• TASK OBJECTIVE: Give every entry again, word for word and in full.

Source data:
====
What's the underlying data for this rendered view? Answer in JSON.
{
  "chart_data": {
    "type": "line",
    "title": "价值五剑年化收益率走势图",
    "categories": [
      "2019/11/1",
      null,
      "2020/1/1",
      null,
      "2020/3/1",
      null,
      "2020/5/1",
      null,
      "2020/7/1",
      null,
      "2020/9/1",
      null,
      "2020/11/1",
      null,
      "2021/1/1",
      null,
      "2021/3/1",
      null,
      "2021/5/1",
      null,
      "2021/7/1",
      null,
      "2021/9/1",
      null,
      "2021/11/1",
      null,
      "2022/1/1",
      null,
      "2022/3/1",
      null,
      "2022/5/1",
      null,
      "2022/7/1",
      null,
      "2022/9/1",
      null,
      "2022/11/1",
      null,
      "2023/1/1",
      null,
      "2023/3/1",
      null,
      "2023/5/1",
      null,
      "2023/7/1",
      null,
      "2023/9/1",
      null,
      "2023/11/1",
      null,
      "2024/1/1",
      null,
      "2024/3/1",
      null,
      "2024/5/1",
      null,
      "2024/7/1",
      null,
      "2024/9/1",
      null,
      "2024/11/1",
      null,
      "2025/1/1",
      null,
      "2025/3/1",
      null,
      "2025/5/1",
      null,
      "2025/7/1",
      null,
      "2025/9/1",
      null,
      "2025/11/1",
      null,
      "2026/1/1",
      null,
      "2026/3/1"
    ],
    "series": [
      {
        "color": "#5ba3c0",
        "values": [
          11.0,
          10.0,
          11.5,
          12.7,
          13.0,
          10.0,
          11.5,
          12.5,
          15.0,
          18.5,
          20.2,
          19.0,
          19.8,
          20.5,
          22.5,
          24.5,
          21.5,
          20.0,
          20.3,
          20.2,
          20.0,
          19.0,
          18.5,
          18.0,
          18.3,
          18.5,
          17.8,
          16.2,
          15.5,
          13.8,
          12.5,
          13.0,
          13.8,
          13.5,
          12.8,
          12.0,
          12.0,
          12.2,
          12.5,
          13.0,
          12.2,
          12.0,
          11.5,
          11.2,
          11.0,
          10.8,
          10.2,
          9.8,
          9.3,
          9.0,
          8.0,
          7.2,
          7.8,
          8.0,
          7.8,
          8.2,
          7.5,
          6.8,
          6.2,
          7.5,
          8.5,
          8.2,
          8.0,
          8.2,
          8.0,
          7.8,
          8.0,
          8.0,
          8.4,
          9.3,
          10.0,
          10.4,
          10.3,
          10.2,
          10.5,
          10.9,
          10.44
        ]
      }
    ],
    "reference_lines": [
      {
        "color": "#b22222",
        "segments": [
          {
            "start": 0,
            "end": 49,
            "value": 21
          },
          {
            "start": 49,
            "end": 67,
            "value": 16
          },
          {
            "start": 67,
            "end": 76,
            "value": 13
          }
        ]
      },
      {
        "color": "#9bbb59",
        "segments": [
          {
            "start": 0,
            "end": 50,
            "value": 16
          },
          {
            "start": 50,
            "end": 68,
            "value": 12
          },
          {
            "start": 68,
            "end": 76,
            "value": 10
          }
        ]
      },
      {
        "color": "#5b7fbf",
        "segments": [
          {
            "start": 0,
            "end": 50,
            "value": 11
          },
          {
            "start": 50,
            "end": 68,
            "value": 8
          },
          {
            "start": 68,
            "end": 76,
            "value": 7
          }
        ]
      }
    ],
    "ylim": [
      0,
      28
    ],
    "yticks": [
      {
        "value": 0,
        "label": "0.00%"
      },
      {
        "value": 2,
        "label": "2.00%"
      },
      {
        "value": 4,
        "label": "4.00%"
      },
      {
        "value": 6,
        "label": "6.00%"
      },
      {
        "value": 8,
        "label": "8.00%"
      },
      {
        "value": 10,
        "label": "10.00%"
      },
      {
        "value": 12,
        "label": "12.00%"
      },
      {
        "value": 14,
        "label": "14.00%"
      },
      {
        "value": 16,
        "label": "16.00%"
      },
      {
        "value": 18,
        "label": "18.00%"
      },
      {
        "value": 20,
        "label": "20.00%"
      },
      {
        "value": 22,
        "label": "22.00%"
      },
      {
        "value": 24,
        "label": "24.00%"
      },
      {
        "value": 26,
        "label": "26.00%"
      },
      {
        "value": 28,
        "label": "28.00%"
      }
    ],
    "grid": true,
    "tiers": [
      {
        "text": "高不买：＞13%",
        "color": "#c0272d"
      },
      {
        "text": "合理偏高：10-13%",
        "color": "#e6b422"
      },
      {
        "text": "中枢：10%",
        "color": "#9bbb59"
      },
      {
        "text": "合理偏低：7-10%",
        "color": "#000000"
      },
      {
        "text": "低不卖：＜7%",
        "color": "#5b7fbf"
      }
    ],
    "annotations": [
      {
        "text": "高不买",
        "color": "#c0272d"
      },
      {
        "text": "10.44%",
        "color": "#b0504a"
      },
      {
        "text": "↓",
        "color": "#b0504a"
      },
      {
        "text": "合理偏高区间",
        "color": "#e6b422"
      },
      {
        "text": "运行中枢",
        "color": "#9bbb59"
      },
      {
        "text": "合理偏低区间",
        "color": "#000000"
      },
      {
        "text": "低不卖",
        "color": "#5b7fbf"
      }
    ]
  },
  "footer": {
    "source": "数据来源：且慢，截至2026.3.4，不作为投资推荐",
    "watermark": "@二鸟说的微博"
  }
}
====
• SOLUTION:
What's the underlying data for this rendered view? Answer in JSON.
{
  "chart_data": {
    "type": "line",
    "title": "价值五剑年化收益率走势图",
    "categories": [
      "2019/11/1",
      null,
      "2020/1/1",
      null,
      "2020/3/1",
      null,
      "2020/5/1",
      null,
      "2020/7/1",
      null,
      "2020/9/1",
      null,
      "2020/11/1",
      null,
      "2021/1/1",
      null,
      "2021/3/1",
      null,
      "2021/5/1",
      null,
      "2021/7/1",
      null,
      "2021/9/1",
      null,
      "2021/11/1",
      null,
      "2022/1/1",
      null,
      "2022/3/1",
      null,
      "2022/5/1",
      null,
      "2022/7/1",
      null,
      "2022/9/1",
      null,
      "2022/11/1",
      null,
      "2023/1/1",
      null,
      "2023/3/1",
      null,
      "2023/5/1",
      null,
      "2023/7/1",
      null,
      "2023/9/1",
      null,
      "2023/11/1",
      null,
      "2024/1/1",
      null,
      "2024/3/1",
      null,
      "2024/5/1",
      null,
      "2024/7/1",
      null,
      "2024/9/1",
      null,
      "2024/11/1",
      null,
      "2025/1/1",
      null,
      "2025/3/1",
      null,
      "2025/5/1",
      null,
      "2025/7/1",
      null,
      "2025/9/1",
      null,
      "2025/11/1",
      null,
      "2026/1/1",
      null,
      "2026/3/1"
    ],
    "series": [
      {
        "color": "#5ba3c0",
        "values": [
          11.0,
          10.0,
          11.5,
          12.7,
          13.0,
          10.0,
          11.5,
          12.5,
          15.0,
          18.5,
          20.2,
          19.0,
          19.8,
          20.5,
          22.5,
          24.5,
          21.5,
          20.0,
          20.3,
          20.2,
          20.0,
          19.0,
          18.5,
          18.0,
          18.3,
          18.5,
          17.8,
          16.2,
          15.5,
          13.8,
          12.5,
          13.0,
          13.8,
          13.5,
          12.8,
          12.0,
          12.0,
          12.2,
          12.5,
          13.0,
          12.2,
          12.0,
          11.5,
          11.2,
          11.0,
          10.8,
          10.2,
          9.8,
          9.3,
          9.0,
          8.0,
          7.2,
          7.8,
          8.0,
          7.8,
          8.2,
          7.5,
          6.8,
          6.2,
          7.5,
          8.5,
          8.2,
          8.0,
          8.2,
          8.0,
          7.8,
          8.0,
          8.0,
          8.4,
          9.3,
          10.0,
          10.4,
          10.3,
          10.2,
          10.5,
          10.9,
          10.44
        ]
      }
    ],
    "reference_lines": [
      {
        "color": "#b22222",
        "segments": [
          {
            "start": 0,
            "end": 49,
            "value": 21
          },
          {
            "start": 49,
            "end": 67,
            "value": 16
          },
          {
            "start": 67,
            "end": 76,
            "value": 13
          }
        ]
      },
      {
        "color": "#9bbb59",
        "segments": [
          {
            "start": 0,
            "end": 50,
            "value": 16
          },
          {
            "start": 50,
            "end": 68,
            "value": 12
          },
          {
            "start": 68,
            "end": 76,
            "value": 10
          }
        ]
      },
      {
        "color": "#5b7fbf",
        "segments": [
          {
            "start": 0,
            "end": 50,
            "value": 11
          },
          {
            "start": 50,
            "end": 68,
            "value": 8
          },
          {
            "start": 68,
            "end": 76,
            "value": 7
          }
        ]
      }
    ],
    "ylim": [
      0,
      28
    ],
    "yticks": [
      {
        "value": 0,
        "label": "0.00%"
      },
      {
        "value": 2,
        "label": "2.00%"
      },
      {
        "value": 4,
        "label": "4.00%"
      },
      {
        "value": 6,
        "label": "6.00%"
      },
      {
        "value": 8,
        "label": "8.00%"
      },
      {
        "value": 10,
        "label": "10.00%"
      },
      {
        "value": 12,
        "label": "12.00%"
      },
      {
        "value": 14,
        "label": "14.00%"
      },
      {
        "value": 16,
        "label": "16.00%"
      },
      {
        "value": 18,
        "label": "18.00%"
      },
      {
        "value": 20,
        "label": "20.00%"
      },
      {
        "value": 22,
        "label": "22.00%"
      },
      {
        "value": 24,
        "label": "24.00%"
      },
      {
        "value": 26,
        "label": "26.00%"
      },
      {
        "value": 28,
        "label": "28.00%"
      }
    ],
    "grid": true,
    "tiers": [
      {
        "text": "高不买：＞13%",
        "color": "#c0272d"
      },
      {
        "text": "合理偏高：10-13%",
        "color": "#e6b422"
      },
      {
        "text": "中枢：10%",
        "color": "#9bbb59"
      },
      {
        "text": "合理偏低：7-10%",
        "color": "#000000"
      },
      {
        "text": "低不卖：＜7%",
        "color": "#5b7fbf"
      }
    ],
    "annotations": [
      {
        "text": "高不买",
        "color": "#c0272d"
      },
      {
        "text": "10.44%",
        "color": "#b0504a"
      },
      {
        "text": "↓",
        "color": "#b0504a"
      },
      {
        "text": "合理偏高区间",
        "color": "#e6b422"
      },
      {
        "text": "运行中枢",
        "color": "#9bbb59"
      },
      {
        "text": "合理偏低区间",
        "color": "#000000"
      },
      {
        "text": "低不卖",
        "color": "#5b7fbf"
      }
    ]
  },
  "footer": {
    "source": "数据来源：且慢，截至2026.3.4，不作为投资推荐",
    "watermark": "@二鸟说的微博"
  }
}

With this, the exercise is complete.